PROBLEM A: Decide whether each statement agrees with the R introduction below: (i) the package name passed to install.packages() should be placed in quotes; (ii) the seminar will rely on several external packages; (iii) R code can be entered only into the Console. For each, answer yes or no and quote the deciding words.

TEXT BLOCK:
"""

Introduction to R

IDRE Statistical Consulting Group

Background

R as a programming environment

R is a programming environment for data analysis and graphics.

Some features:

These tools are distributed as packages, which any user can download to customize the R environment.

Use the function install.packages() to download and install packages on to your computer. The package name should be surrounded by quotes.

Once installed, you then use library() to load the package into the current R session.

For this seminar, we will not be using any external pacakages.

# example code to install a package (and any dependencies)
install.packages("tidyverse", dependencies=TRUE)
# load the package into the current R session
library(tidyverse)

RStudio

You can work directly in R, but most users prefer a graphical interface. We highly recommend using RStudio, an integrated development environment (IDE) that features:

R programming 1: Coding

R code can be entered into the Console or the script Editor, which can then be saved for later use.

"""

SOURCE DATA:

"""

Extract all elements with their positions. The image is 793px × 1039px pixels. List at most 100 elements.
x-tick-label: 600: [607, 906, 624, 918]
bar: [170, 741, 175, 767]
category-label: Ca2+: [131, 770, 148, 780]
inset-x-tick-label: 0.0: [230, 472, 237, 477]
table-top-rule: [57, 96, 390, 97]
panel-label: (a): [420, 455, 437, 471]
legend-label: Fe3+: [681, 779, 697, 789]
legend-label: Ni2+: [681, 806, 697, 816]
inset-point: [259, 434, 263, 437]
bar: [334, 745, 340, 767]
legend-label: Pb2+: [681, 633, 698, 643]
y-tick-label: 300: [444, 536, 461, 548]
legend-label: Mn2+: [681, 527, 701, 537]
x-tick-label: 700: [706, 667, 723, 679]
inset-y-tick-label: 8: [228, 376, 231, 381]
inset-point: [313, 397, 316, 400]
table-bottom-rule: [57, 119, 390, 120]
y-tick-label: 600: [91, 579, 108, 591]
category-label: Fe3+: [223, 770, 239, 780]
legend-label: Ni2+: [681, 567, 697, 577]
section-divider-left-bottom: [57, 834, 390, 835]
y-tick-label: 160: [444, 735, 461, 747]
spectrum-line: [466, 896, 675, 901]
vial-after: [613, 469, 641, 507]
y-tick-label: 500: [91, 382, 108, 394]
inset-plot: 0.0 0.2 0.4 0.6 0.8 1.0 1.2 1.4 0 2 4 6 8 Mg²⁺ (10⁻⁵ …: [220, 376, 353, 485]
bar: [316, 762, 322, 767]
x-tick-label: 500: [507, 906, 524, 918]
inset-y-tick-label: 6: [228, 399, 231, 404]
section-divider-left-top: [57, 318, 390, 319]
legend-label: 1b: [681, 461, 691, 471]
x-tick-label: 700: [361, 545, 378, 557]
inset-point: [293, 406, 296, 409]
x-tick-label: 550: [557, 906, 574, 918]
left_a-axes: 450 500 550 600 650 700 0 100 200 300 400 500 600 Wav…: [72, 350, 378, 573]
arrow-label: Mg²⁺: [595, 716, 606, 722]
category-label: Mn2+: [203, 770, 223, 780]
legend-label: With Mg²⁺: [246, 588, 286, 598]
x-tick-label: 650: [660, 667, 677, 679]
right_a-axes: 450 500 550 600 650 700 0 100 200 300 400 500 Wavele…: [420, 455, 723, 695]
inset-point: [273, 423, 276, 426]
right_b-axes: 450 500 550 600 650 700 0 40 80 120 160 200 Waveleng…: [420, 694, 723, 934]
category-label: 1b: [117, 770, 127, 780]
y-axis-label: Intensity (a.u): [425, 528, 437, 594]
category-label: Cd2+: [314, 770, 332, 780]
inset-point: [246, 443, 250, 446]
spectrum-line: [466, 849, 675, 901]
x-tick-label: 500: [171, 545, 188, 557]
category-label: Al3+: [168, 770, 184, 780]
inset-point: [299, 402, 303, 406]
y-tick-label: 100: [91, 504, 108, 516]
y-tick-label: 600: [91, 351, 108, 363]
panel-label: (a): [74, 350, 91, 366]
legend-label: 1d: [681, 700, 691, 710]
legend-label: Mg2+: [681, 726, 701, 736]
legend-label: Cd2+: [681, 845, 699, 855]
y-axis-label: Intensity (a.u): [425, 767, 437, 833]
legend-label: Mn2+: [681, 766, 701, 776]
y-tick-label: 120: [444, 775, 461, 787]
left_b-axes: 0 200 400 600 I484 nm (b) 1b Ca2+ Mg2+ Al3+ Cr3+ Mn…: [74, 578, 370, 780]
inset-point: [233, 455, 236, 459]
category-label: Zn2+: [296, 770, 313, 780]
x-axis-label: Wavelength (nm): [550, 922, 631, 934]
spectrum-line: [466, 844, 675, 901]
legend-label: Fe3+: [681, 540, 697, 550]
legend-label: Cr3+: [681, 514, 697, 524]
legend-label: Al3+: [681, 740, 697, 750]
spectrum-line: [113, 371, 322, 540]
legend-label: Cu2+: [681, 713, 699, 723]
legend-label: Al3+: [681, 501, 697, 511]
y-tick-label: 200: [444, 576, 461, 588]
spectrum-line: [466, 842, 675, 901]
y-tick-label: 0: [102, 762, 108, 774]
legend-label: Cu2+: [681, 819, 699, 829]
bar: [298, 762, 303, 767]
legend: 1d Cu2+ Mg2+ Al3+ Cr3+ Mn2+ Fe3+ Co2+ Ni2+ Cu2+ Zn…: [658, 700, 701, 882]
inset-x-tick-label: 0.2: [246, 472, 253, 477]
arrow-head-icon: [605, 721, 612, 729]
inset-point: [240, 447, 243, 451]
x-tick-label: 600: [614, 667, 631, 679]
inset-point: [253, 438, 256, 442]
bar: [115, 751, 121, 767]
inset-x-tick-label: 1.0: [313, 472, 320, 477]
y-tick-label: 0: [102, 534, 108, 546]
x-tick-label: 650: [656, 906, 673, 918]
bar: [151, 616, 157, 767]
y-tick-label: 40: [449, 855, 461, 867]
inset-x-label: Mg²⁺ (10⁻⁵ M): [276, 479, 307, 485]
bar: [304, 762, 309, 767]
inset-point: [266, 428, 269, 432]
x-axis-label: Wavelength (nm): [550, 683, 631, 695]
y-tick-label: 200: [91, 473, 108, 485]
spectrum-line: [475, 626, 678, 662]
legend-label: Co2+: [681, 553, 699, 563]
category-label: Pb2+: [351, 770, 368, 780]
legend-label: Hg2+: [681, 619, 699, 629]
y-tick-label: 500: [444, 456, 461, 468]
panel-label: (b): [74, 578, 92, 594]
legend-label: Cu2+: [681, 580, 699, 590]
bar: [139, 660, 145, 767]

"""

PROBLEM B: Quote the records above, starting at the first line of Block 1 and ending at the line that contains "legend-label: Mn2+: [681, 527, 701, 537]", including both of those lines.

REPLY A:
(i) Yes: "The package name should be surrounded by quotes."
(ii) No: "For this seminar, we will not be using any external pacakages."
(iii) No: "R code can be entered into the Console or the script Editor"

REPLY B:
Extract all elements with their positions. The image is 793px × 1039px pixels. List at most 100 elements.
x-tick-label: 600: [607, 906, 624, 918]
bar: [170, 741, 175, 767]
category-label: Ca2+: [131, 770, 148, 780]
inset-x-tick-label: 0.0: [230, 472, 237, 477]
table-top-rule: [57, 96, 390, 97]
panel-label: (a): [420, 455, 437, 471]
legend-label: Fe3+: [681, 779, 697, 789]
legend-label: Ni2+: [681, 806, 697, 816]
inset-point: [259, 434, 263, 437]
bar: [334, 745, 340, 767]
legend-label: Pb2+: [681, 633, 698, 643]
y-tick-label: 300: [444, 536, 461, 548]
legend-label: Mn2+: [681, 527, 701, 537]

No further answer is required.